SET EXERCISE:
Lines containing the word "object" are to be located and copied.

INFORMATION GIVEN:
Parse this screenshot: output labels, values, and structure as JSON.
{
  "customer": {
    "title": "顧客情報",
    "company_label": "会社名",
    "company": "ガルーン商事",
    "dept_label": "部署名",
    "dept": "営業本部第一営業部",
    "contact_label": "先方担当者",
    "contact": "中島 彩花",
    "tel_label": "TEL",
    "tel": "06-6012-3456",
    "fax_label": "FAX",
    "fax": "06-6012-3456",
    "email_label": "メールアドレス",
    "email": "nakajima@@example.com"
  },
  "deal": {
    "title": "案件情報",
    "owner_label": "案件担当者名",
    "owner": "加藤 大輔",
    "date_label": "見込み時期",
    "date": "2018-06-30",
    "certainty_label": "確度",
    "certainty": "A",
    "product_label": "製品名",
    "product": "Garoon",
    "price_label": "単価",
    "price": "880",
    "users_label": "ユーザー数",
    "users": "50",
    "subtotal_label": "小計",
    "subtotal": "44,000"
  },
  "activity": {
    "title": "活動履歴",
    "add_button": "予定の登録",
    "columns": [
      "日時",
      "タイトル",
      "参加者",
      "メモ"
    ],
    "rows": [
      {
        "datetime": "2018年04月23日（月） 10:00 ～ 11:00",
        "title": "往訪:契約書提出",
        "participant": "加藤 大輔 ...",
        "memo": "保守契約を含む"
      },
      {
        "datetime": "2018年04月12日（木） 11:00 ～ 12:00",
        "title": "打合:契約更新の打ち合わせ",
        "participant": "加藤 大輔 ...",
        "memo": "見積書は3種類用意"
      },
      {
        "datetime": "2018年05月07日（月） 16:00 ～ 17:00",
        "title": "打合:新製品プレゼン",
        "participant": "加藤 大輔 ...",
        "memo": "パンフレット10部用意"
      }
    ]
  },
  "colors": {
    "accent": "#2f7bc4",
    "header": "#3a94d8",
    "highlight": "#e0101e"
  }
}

--

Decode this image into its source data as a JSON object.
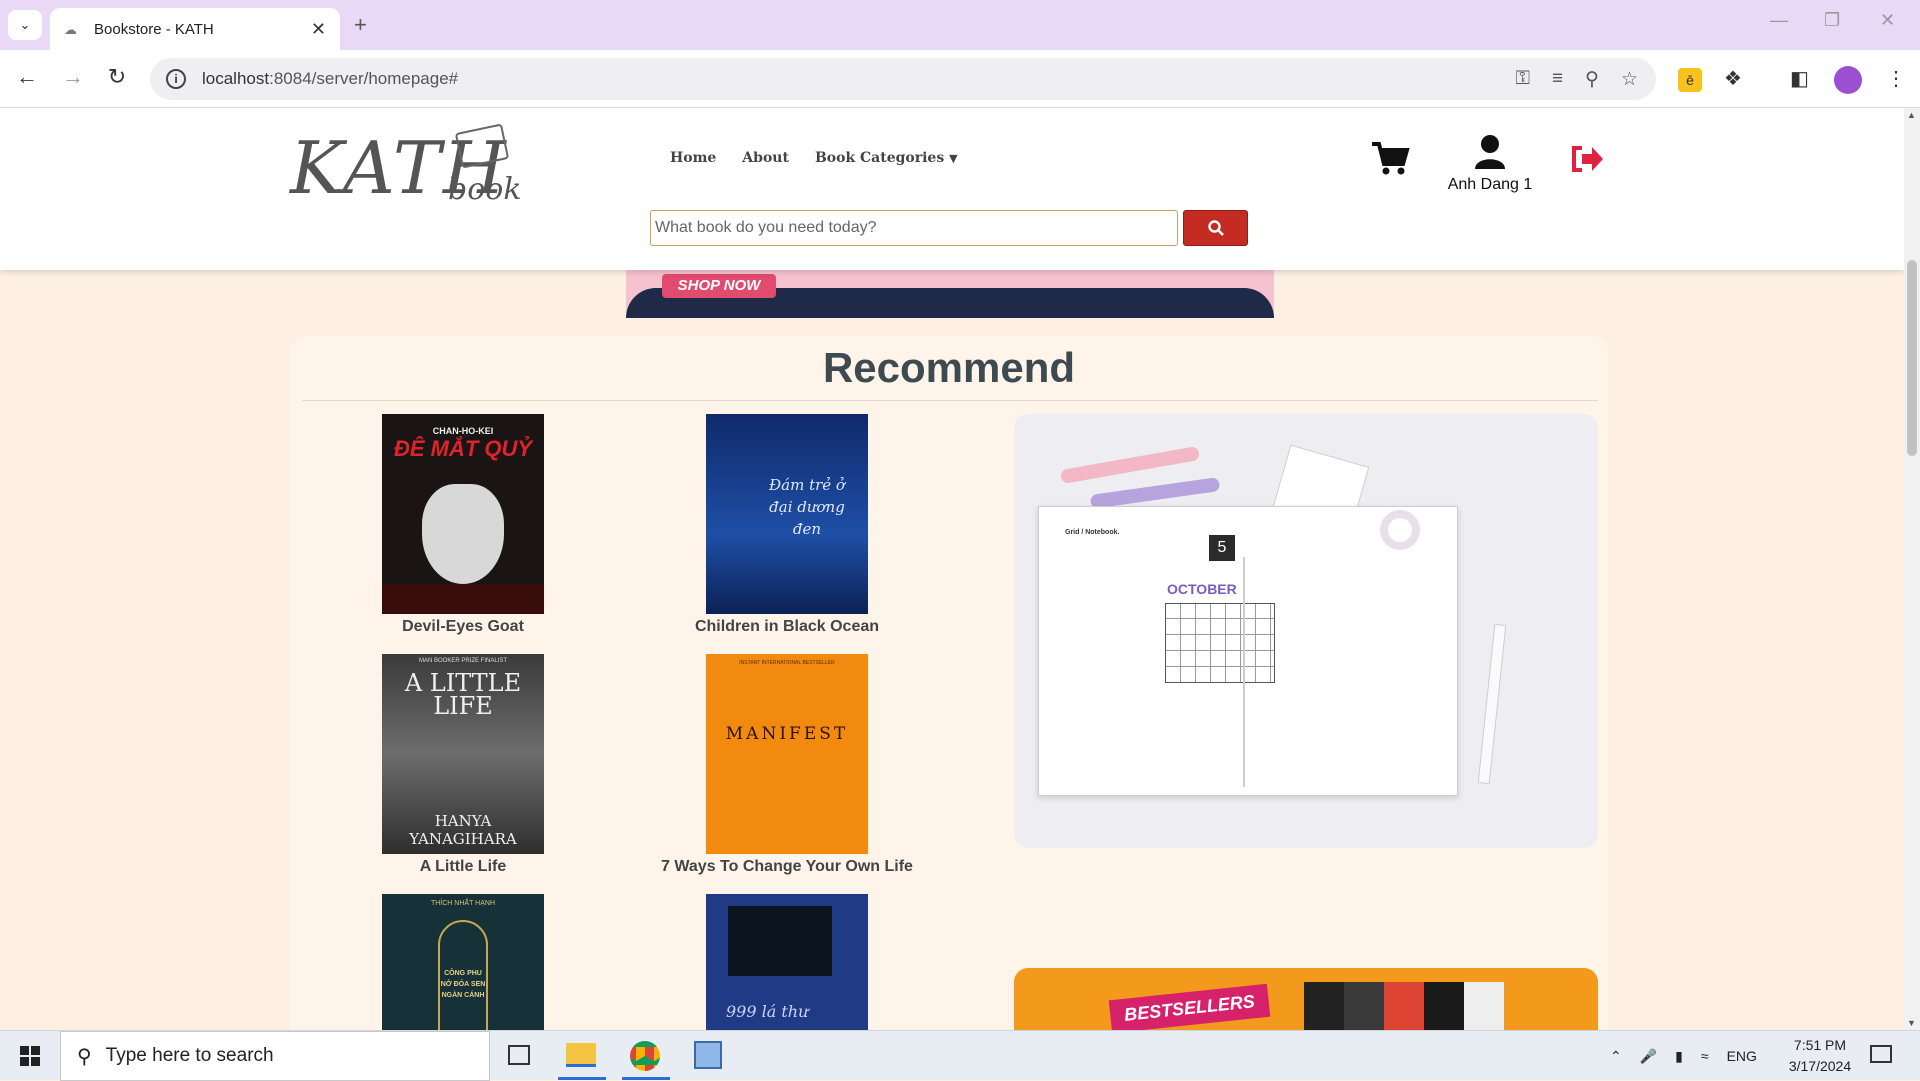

==

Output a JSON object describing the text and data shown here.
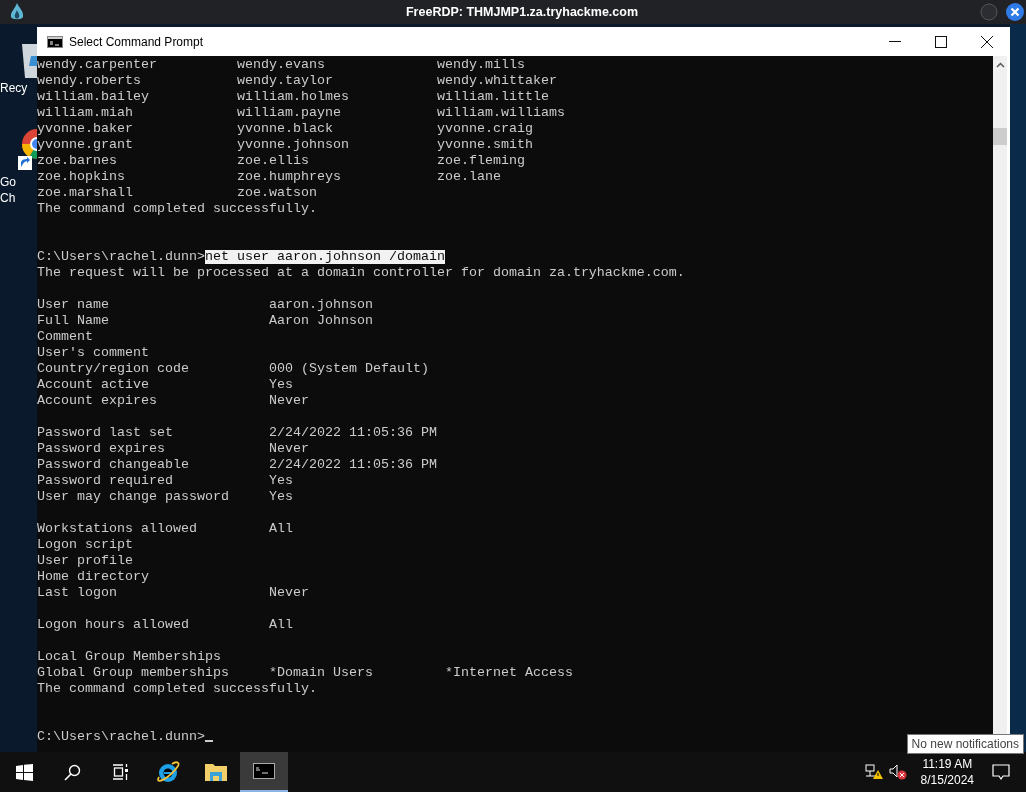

ANSWER TO THE TASK:
Decode this image into its source data as a JSON object.
Output a JSON object describing the text and data shown here.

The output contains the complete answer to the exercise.